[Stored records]

================

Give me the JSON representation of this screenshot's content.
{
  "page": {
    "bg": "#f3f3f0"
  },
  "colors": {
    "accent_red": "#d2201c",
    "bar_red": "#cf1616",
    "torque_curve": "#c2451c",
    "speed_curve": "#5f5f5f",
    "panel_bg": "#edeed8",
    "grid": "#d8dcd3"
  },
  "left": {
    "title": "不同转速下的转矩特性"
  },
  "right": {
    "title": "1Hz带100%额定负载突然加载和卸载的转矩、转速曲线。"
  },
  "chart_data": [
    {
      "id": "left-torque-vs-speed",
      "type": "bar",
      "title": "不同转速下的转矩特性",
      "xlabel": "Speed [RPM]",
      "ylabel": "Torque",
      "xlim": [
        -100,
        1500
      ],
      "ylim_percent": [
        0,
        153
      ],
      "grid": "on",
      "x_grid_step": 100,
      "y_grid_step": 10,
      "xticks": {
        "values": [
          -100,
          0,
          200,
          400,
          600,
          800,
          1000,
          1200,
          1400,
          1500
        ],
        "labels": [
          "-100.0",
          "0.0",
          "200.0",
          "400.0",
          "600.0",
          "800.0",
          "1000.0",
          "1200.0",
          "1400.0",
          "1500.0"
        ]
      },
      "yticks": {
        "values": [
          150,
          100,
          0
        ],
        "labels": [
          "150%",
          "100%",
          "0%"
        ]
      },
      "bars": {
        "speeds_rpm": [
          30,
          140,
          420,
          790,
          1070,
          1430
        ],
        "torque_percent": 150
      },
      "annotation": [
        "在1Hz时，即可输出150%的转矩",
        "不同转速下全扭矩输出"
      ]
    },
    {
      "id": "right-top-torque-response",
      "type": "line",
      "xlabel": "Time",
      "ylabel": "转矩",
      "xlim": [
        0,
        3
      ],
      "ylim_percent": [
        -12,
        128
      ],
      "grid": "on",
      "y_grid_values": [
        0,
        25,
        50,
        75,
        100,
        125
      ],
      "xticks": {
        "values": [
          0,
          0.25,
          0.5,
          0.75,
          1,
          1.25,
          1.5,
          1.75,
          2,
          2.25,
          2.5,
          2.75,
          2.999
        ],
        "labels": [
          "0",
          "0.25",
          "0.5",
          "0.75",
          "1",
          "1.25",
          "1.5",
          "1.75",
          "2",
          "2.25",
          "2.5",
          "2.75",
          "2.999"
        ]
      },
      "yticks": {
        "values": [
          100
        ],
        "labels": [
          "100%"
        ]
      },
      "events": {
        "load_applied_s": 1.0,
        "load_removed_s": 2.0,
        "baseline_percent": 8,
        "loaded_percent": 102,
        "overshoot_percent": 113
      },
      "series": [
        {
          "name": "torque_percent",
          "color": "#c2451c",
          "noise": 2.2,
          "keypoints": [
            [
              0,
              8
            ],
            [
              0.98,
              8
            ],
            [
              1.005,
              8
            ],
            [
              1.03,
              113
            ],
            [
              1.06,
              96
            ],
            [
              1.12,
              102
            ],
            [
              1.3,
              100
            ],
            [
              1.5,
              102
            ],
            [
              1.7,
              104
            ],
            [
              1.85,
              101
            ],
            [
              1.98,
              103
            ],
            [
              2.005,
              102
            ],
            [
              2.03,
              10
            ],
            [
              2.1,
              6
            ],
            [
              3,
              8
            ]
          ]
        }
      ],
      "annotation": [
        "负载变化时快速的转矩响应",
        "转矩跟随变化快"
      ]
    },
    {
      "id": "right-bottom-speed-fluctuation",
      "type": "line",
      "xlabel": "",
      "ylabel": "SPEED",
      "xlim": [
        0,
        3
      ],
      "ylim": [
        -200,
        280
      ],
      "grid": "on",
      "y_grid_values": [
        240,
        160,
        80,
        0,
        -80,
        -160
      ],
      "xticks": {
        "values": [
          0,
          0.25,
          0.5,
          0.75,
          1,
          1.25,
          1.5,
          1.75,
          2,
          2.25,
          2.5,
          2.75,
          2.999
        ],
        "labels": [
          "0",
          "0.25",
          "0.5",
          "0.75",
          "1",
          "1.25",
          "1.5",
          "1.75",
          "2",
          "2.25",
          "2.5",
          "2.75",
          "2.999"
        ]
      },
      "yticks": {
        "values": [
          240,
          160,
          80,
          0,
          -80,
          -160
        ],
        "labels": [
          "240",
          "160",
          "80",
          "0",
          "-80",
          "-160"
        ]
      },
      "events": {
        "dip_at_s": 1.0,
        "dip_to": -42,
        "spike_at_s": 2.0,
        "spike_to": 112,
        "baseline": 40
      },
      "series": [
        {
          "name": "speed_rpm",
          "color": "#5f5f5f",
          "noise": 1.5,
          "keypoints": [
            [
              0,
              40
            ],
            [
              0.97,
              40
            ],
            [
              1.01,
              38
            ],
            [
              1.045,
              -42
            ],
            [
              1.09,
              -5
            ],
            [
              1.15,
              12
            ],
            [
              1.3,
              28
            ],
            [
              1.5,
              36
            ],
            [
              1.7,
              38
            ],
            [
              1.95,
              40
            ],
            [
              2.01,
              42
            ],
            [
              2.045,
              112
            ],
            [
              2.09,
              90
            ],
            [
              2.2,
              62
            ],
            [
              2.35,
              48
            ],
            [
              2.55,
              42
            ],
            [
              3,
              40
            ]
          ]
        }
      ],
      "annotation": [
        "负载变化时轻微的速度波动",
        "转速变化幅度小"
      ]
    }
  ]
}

================

| Exercise |
Restate the data above word for word, please.

| Answer to the task |
Give me the JSON representation of this screenshot's content.
{
  "page": {
    "bg": "#f3f3f0"
  },
  "colors": {
    "accent_red": "#d2201c",
    "bar_red": "#cf1616",
    "torque_curve": "#c2451c",
    "speed_curve": "#5f5f5f",
    "panel_bg": "#edeed8",
    "grid": "#d8dcd3"
  },
  "left": {
    "title": "不同转速下的转矩特性"
  },
  "right": {
    "title": "1Hz带100%额定负载突然加载和卸载的转矩、转速曲线。"
  },
  "chart_data": [
    {
      "id": "left-torque-vs-speed",
      "type": "bar",
      "title": "不同转速下的转矩特性",
      "xlabel": "Speed [RPM]",
      "ylabel": "Torque",
      "xlim": [
        -100,
        1500
      ],
      "ylim_percent": [
        0,
        153
      ],
      "grid": "on",
      "x_grid_step": 100,
      "y_grid_step": 10,
      "xticks": {
        "values": [
          -100,
          0,
          200,
          400,
          600,
          800,
          1000,
          1200,
          1400,
          1500
        ],
        "labels": [
          "-100.0",
          "0.0",
          "200.0",
          "400.0",
          "600.0",
          "800.0",
          "1000.0",
          "1200.0",
          "1400.0",
          "1500.0"
        ]
      },
      "yticks": {
        "values": [
          150,
          100,
          0
        ],
        "labels": [
          "150%",
          "100%",
          "0%"
        ]
      },
      "bars": {
        "speeds_rpm": [
          30,
          140,
          420,
          790,
          1070,
          1430
        ],
        "torque_percent": 150
      },
      "annotation": [
        "在1Hz时，即可输出150%的转矩",
        "不同转速下全扭矩输出"
      ]
    },
    {
      "id": "right-top-torque-response",
      "type": "line",
      "xlabel": "Time",
      "ylabel": "转矩",
      "xlim": [
        0,
        3
      ],
      "ylim_percent": [
        -12,
        128
      ],
      "grid": "on",
      "y_grid_values": [
        0,
        25,
        50,
        75,
        100,
        125
      ],
      "xticks": {
        "values": [
          0,
          0.25,
          0.5,
          0.75,
          1,
          1.25,
          1.5,
          1.75,
          2,
          2.25,
          2.5,
          2.75,
          2.999
        ],
        "labels": [
          "0",
          "0.25",
          "0.5",
          "0.75",
          "1",
          "1.25",
          "1.5",
          "1.75",
          "2",
          "2.25",
          "2.5",
          "2.75",
          "2.999"
        ]
      },
      "yticks": {
        "values": [
          100
        ],
        "labels": [
          "100%"
        ]
      },
      "events": {
        "load_applied_s": 1.0,
        "load_removed_s": 2.0,
        "baseline_percent": 8,
        "loaded_percent": 102,
        "overshoot_percent": 113
      },
      "series": [
        {
          "name": "torque_percent",
          "color": "#c2451c",
          "noise": 2.2,
          "keypoints": [
            [
              0,
              8
            ],
            [
              0.98,
              8
            ],
            [
              1.005,
              8
            ],
            [
              1.03,
              113
            ],
            [
              1.06,
              96
            ],
            [
              1.12,
              102
            ],
            [
              1.3,
              100
            ],
            [
              1.5,
              102
            ],
            [
              1.7,
              104
            ],
            [
              1.85,
              101
            ],
            [
              1.98,
              103
            ],
            [
              2.005,
              102
            ],
            [
              2.03,
              10
            ],
            [
              2.1,
              6
            ],
            [
              3,
              8
            ]
          ]
        }
      ],
      "annotation": [
        "负载变化时快速的转矩响应",
        "转矩跟随变化快"
      ]
    },
    {
      "id": "right-bottom-speed-fluctuation",
      "type": "line",
      "xlabel": "",
      "ylabel": "SPEED",
      "xlim": [
        0,
        3
      ],
      "ylim": [
        -200,
        280
      ],
      "grid": "on",
      "y_grid_values": [
        240,
        160,
        80,
        0,
        -80,
        -160
      ],
      "xticks": {
        "values": [
          0,
          0.25,
          0.5,
          0.75,
          1,
          1.25,
          1.5,
          1.75,
          2,
          2.25,
          2.5,
          2.75,
          2.999
        ],
        "labels": [
          "0",
          "0.25",
          "0.5",
          "0.75",
          "1",
          "1.25",
          "1.5",
          "1.75",
          "2",
          "2.25",
          "2.5",
          "2.75",
          "2.999"
        ]
      },
      "yticks": {
        "values": [
          240,
          160,
          80,
          0,
          -80,
          -160
        ],
        "labels": [
          "240",
          "160",
          "80",
          "0",
          "-80",
          "-160"
        ]
      },
      "events": {
        "dip_at_s": 1.0,
        "dip_to": -42,
        "spike_at_s": 2.0,
        "spike_to": 112,
        "baseline": 40
      },
      "series": [
        {
          "name": "speed_rpm",
          "color": "#5f5f5f",
          "noise": 1.5,
          "keypoints": [
            [
              0,
              40
            ],
            [
              0.97,
              40
            ],
            [
              1.01,
              38
            ],
            [
              1.045,
              -42
            ],
            [
              1.09,
              -5
            ],
            [
              1.15,
              12
            ],
            [
              1.3,
              28
            ],
            [
              1.5,
              36
            ],
            [
              1.7,
              38
            ],
            [
              1.95,
              40
            ],
            [
              2.01,
              42
            ],
            [
              2.045,
              112
            ],
            [
              2.09,
              90
            ],
            [
              2.2,
              62
            ],
            [
              2.35,
              48
            ],
            [
              2.55,
              42
            ],
            [
              3,
              40
            ]
          ]
        }
      ],
      "annotation": [
        "负载变化时轻微的速度波动",
        "转速变化幅度小"
      ]
    }
  ]
}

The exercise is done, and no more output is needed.